■ What is being asked ■
Omit the pictures, then write out every entry exactly as it reads.

+---+

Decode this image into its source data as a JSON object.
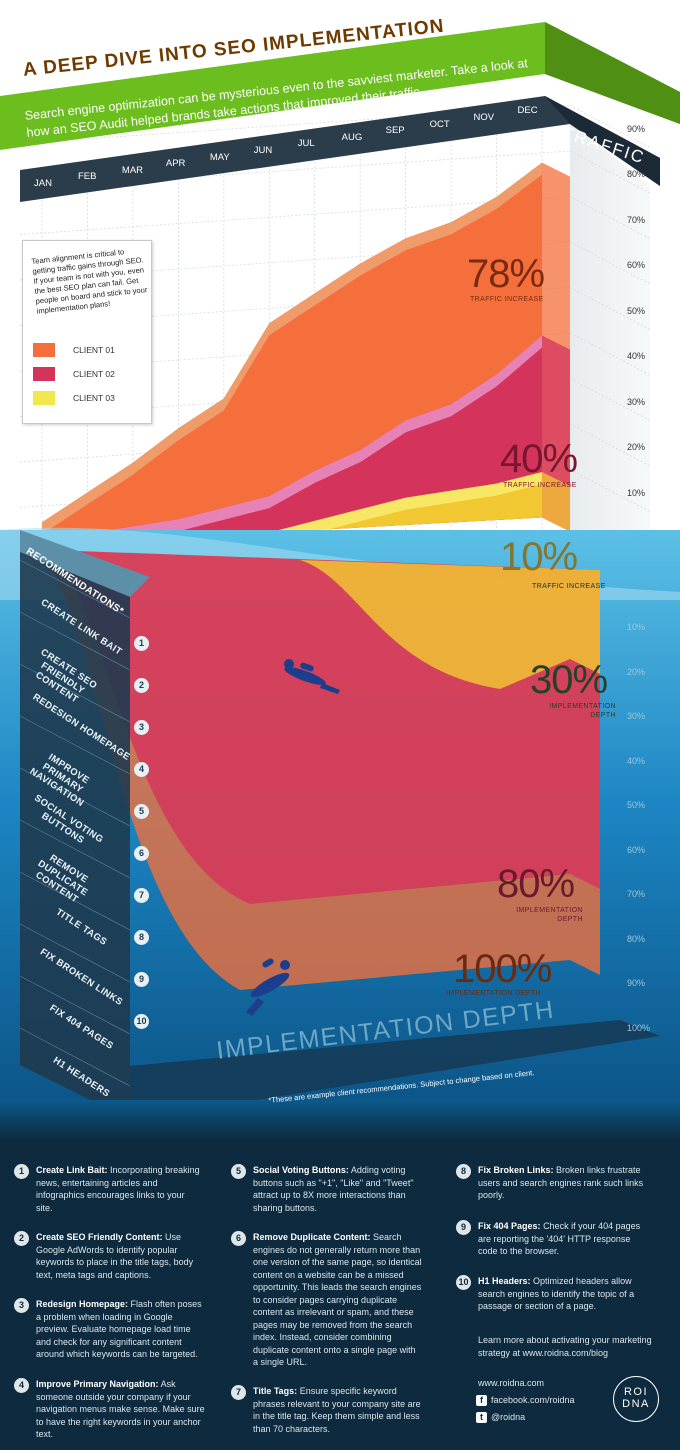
{
  "header": {
    "title": "A DEEP DIVE INTO SEO IMPLEMENTATION",
    "subtitle": "Search engine optimization can be mysterious even to the savviest marketer. Take a look at how an SEO Audit helped brands take actions that improved their traffic."
  },
  "colors": {
    "client_01": "#f46f3b",
    "client_02": "#d4345c",
    "client_03": "#f2c832",
    "banner_green": "#6cbd1e",
    "water_top": "#4fb4de",
    "water_bottom": "#0d5f9a",
    "dark_panel": "#1f3a4f"
  },
  "legend": {
    "note": "Team alignment is critical to getting traffic gains through SEO. If your team is not with you, even the best SEO plan can fail. Get people on board and stick to your implementation plans!",
    "items": [
      {
        "label": "CLIENT 01",
        "color": "#f46f3b"
      },
      {
        "label": "CLIENT 02",
        "color": "#d4345c"
      },
      {
        "label": "CLIENT 03",
        "color": "#f2c832"
      }
    ]
  },
  "callouts": {
    "c1_traffic": {
      "value": "78%",
      "label": "TRAFFIC INCREASE"
    },
    "c2_traffic": {
      "value": "40%",
      "label": "TRAFFIC INCREASE"
    },
    "c3_traffic": {
      "value": "10%",
      "label": "TRAFFIC INCREASE"
    },
    "c3_depth": {
      "value": "30%",
      "label": "IMPLEMENTATION DEPTH"
    },
    "c2_depth": {
      "value": "80%",
      "label": "IMPLEMENTATION DEPTH"
    },
    "c1_depth": {
      "value": "100%",
      "label": "IMPLEMENTATION DEPTH"
    }
  },
  "traffic_axis_label": "TRAFFIC",
  "recommendations_header": "RECOMMENDATIONS*",
  "implementation_title": "IMPLEMENTATION DEPTH",
  "footnote": "*These are example client recommendations.  Subject to change based on client.",
  "chart_data": {
    "type": "area",
    "title": "A DEEP DIVE INTO SEO IMPLEMENTATION",
    "xlabel": "",
    "ylabel": "TRAFFIC",
    "x": [
      "JAN",
      "FEB",
      "MAR",
      "APR",
      "MAY",
      "JUN",
      "JUL",
      "AUG",
      "SEP",
      "OCT",
      "NOV",
      "DEC"
    ],
    "ylim": [
      0,
      90
    ],
    "yticks": [
      "10%",
      "20%",
      "30%",
      "40%",
      "50%",
      "60%",
      "70%",
      "80%",
      "90%"
    ],
    "series": [
      {
        "name": "CLIENT 01",
        "values": [
          5,
          11,
          17,
          24,
          30,
          46,
          52,
          58,
          63,
          66,
          71,
          78
        ]
      },
      {
        "name": "CLIENT 02",
        "values": [
          1,
          2,
          3,
          4,
          6,
          8,
          13,
          17,
          23,
          26,
          32,
          40
        ]
      },
      {
        "name": "CLIENT 03",
        "values": [
          0,
          0,
          0,
          0,
          0,
          0,
          2,
          4,
          6,
          7,
          8,
          10
        ]
      }
    ],
    "implementation_depth": {
      "ylabel": "IMPLEMENTATION DEPTH",
      "yticks": [
        "10%",
        "20%",
        "30%",
        "40%",
        "50%",
        "60%",
        "70%",
        "80%",
        "90%",
        "100%"
      ],
      "recommendations": [
        {
          "num": "1",
          "label": "CREATE LINK BAIT"
        },
        {
          "num": "2",
          "label": "CREATE SEO FRIENDLY CONTENT"
        },
        {
          "num": "3",
          "label": "REDESIGN HOMEPAGE"
        },
        {
          "num": "4",
          "label": "IMPROVE PRIMARY NAVIGATION"
        },
        {
          "num": "5",
          "label": "SOCIAL VOTING BUTTONS"
        },
        {
          "num": "6",
          "label": "REMOVE DUPLICATE CONTENT"
        },
        {
          "num": "7",
          "label": "TITLE TAGS"
        },
        {
          "num": "8",
          "label": "FIX BROKEN LINKS"
        },
        {
          "num": "9",
          "label": "FIX 404 PAGES"
        },
        {
          "num": "10",
          "label": "H1 HEADERS"
        }
      ],
      "series": [
        {
          "name": "CLIENT 01",
          "depth": 100
        },
        {
          "name": "CLIENT 02",
          "depth": 80
        },
        {
          "name": "CLIENT 03",
          "depth": 30
        }
      ]
    }
  },
  "definitions": [
    {
      "num": "1",
      "title": "Create Link Bait:",
      "text": "Incorporating breaking news, entertaining articles and infographics encourages links to your site."
    },
    {
      "num": "2",
      "title": "Create SEO Friendly Content:",
      "text": "Use Google AdWords to identify popular keywords to place in the title tags, body text, meta tags and captions."
    },
    {
      "num": "3",
      "title": "Redesign Homepage:",
      "text": "Flash often poses a problem when loading in Google preview. Evaluate homepage load time and check for any significant content around which keywords can be targeted."
    },
    {
      "num": "4",
      "title": "Improve Primary Navigation:",
      "text": "Ask someone outside your company if your navigation menus make sense. Make sure to have the right keywords in your anchor text."
    },
    {
      "num": "5",
      "title": "Social Voting Buttons:",
      "text": "Adding voting buttons such as \"+1\", \"Like\" and \"Tweet\" attract up to 8X more interactions than sharing buttons."
    },
    {
      "num": "6",
      "title": "Remove Duplicate Content:",
      "text": "Search engines do not generally return more than one version of the same page, so identical content on a website can be a missed opportunity. This leads the search engines to consider pages carrying duplicate content as irrelevant or spam, and these pages may be removed from the search index. Instead, consider combining duplicate content onto a single page with a single URL."
    },
    {
      "num": "7",
      "title": "Title Tags:",
      "text": "Ensure specific keyword phrases relevant to your company site are in the title tag. Keep them simple and less than 70 characters."
    },
    {
      "num": "8",
      "title": "Fix Broken Links:",
      "text": "Broken links frustrate users and search engines rank such links poorly."
    },
    {
      "num": "9",
      "title": "Fix 404 Pages:",
      "text": "Check if your 404 pages are reporting the '404' HTTP response code to the browser."
    },
    {
      "num": "10",
      "title": "H1 Headers:",
      "text": "Optimized headers allow search engines to identify the topic of a passage or section of a page."
    }
  ],
  "contact": {
    "learn_more": "Learn more about activating your marketing strategy at www.roidna.com/blog",
    "website": "www.roidna.com",
    "facebook": "facebook.com/roidna",
    "twitter": "@roidna",
    "logo_line1": "ROI",
    "logo_line2": "DNA",
    "facebook_icon": "facebook-icon",
    "twitter_icon": "twitter-icon"
  }
}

+---+

■ Result of this exercise ■
Decode this image into its source data as a JSON object.
{
  "header": {
    "title": "A DEEP DIVE INTO SEO IMPLEMENTATION",
    "subtitle": "Search engine optimization can be mysterious even to the savviest marketer. Take a look at how an SEO Audit helped brands take actions that improved their traffic."
  },
  "colors": {
    "client_01": "#f46f3b",
    "client_02": "#d4345c",
    "client_03": "#f2c832",
    "banner_green": "#6cbd1e",
    "water_top": "#4fb4de",
    "water_bottom": "#0d5f9a",
    "dark_panel": "#1f3a4f"
  },
  "legend": {
    "note": "Team alignment is critical to getting traffic gains through SEO. If your team is not with you, even the best SEO plan can fail. Get people on board and stick to your implementation plans!",
    "items": [
      {
        "label": "CLIENT 01",
        "color": "#f46f3b"
      },
      {
        "label": "CLIENT 02",
        "color": "#d4345c"
      },
      {
        "label": "CLIENT 03",
        "color": "#f2c832"
      }
    ]
  },
  "callouts": {
    "c1_traffic": {
      "value": "78%",
      "label": "TRAFFIC INCREASE"
    },
    "c2_traffic": {
      "value": "40%",
      "label": "TRAFFIC INCREASE"
    },
    "c3_traffic": {
      "value": "10%",
      "label": "TRAFFIC INCREASE"
    },
    "c3_depth": {
      "value": "30%",
      "label": "IMPLEMENTATION DEPTH"
    },
    "c2_depth": {
      "value": "80%",
      "label": "IMPLEMENTATION DEPTH"
    },
    "c1_depth": {
      "value": "100%",
      "label": "IMPLEMENTATION DEPTH"
    }
  },
  "traffic_axis_label": "TRAFFIC",
  "recommendations_header": "RECOMMENDATIONS*",
  "implementation_title": "IMPLEMENTATION DEPTH",
  "footnote": "*These are example client recommendations.  Subject to change based on client.",
  "chart_data": {
    "type": "area",
    "title": "A DEEP DIVE INTO SEO IMPLEMENTATION",
    "xlabel": "",
    "ylabel": "TRAFFIC",
    "x": [
      "JAN",
      "FEB",
      "MAR",
      "APR",
      "MAY",
      "JUN",
      "JUL",
      "AUG",
      "SEP",
      "OCT",
      "NOV",
      "DEC"
    ],
    "ylim": [
      0,
      90
    ],
    "yticks": [
      "10%",
      "20%",
      "30%",
      "40%",
      "50%",
      "60%",
      "70%",
      "80%",
      "90%"
    ],
    "series": [
      {
        "name": "CLIENT 01",
        "values": [
          5,
          11,
          17,
          24,
          30,
          46,
          52,
          58,
          63,
          66,
          71,
          78
        ]
      },
      {
        "name": "CLIENT 02",
        "values": [
          1,
          2,
          3,
          4,
          6,
          8,
          13,
          17,
          23,
          26,
          32,
          40
        ]
      },
      {
        "name": "CLIENT 03",
        "values": [
          0,
          0,
          0,
          0,
          0,
          0,
          2,
          4,
          6,
          7,
          8,
          10
        ]
      }
    ],
    "implementation_depth": {
      "ylabel": "IMPLEMENTATION DEPTH",
      "yticks": [
        "10%",
        "20%",
        "30%",
        "40%",
        "50%",
        "60%",
        "70%",
        "80%",
        "90%",
        "100%"
      ],
      "recommendations": [
        {
          "num": "1",
          "label": "CREATE LINK BAIT"
        },
        {
          "num": "2",
          "label": "CREATE SEO FRIENDLY CONTENT"
        },
        {
          "num": "3",
          "label": "REDESIGN HOMEPAGE"
        },
        {
          "num": "4",
          "label": "IMPROVE PRIMARY NAVIGATION"
        },
        {
          "num": "5",
          "label": "SOCIAL VOTING BUTTONS"
        },
        {
          "num": "6",
          "label": "REMOVE DUPLICATE CONTENT"
        },
        {
          "num": "7",
          "label": "TITLE TAGS"
        },
        {
          "num": "8",
          "label": "FIX BROKEN LINKS"
        },
        {
          "num": "9",
          "label": "FIX 404 PAGES"
        },
        {
          "num": "10",
          "label": "H1 HEADERS"
        }
      ],
      "series": [
        {
          "name": "CLIENT 01",
          "depth": 100
        },
        {
          "name": "CLIENT 02",
          "depth": 80
        },
        {
          "name": "CLIENT 03",
          "depth": 30
        }
      ]
    }
  },
  "definitions": [
    {
      "num": "1",
      "title": "Create Link Bait:",
      "text": "Incorporating breaking news, entertaining articles and infographics encourages links to your site."
    },
    {
      "num": "2",
      "title": "Create SEO Friendly Content:",
      "text": "Use Google AdWords to identify popular keywords to place in the title tags, body text, meta tags and captions."
    },
    {
      "num": "3",
      "title": "Redesign Homepage:",
      "text": "Flash often poses a problem when loading in Google preview. Evaluate homepage load time and check for any significant content around which keywords can be targeted."
    },
    {
      "num": "4",
      "title": "Improve Primary Navigation:",
      "text": "Ask someone outside your company if your navigation menus make sense. Make sure to have the right keywords in your anchor text."
    },
    {
      "num": "5",
      "title": "Social Voting Buttons:",
      "text": "Adding voting buttons such as \"+1\", \"Like\" and \"Tweet\" attract up to 8X more interactions than sharing buttons."
    },
    {
      "num": "6",
      "title": "Remove Duplicate Content:",
      "text": "Search engines do not generally return more than one version of the same page, so identical content on a website can be a missed opportunity. This leads the search engines to consider pages carrying duplicate content as irrelevant or spam, and these pages may be removed from the search index. Instead, consider combining duplicate content onto a single page with a single URL."
    },
    {
      "num": "7",
      "title": "Title Tags:",
      "text": "Ensure specific keyword phrases relevant to your company site are in the title tag. Keep them simple and less than 70 characters."
    },
    {
      "num": "8",
      "title": "Fix Broken Links:",
      "text": "Broken links frustrate users and search engines rank such links poorly."
    },
    {
      "num": "9",
      "title": "Fix 404 Pages:",
      "text": "Check if your 404 pages are reporting the '404' HTTP response code to the browser."
    },
    {
      "num": "10",
      "title": "H1 Headers:",
      "text": "Optimized headers allow search engines to identify the topic of a passage or section of a page."
    }
  ],
  "contact": {
    "learn_more": "Learn more about activating your marketing strategy at www.roidna.com/blog",
    "website": "www.roidna.com",
    "facebook": "facebook.com/roidna",
    "twitter": "@roidna",
    "logo_line1": "ROI",
    "logo_line2": "DNA",
    "facebook_icon": "facebook-icon",
    "twitter_icon": "twitter-icon"
  }
}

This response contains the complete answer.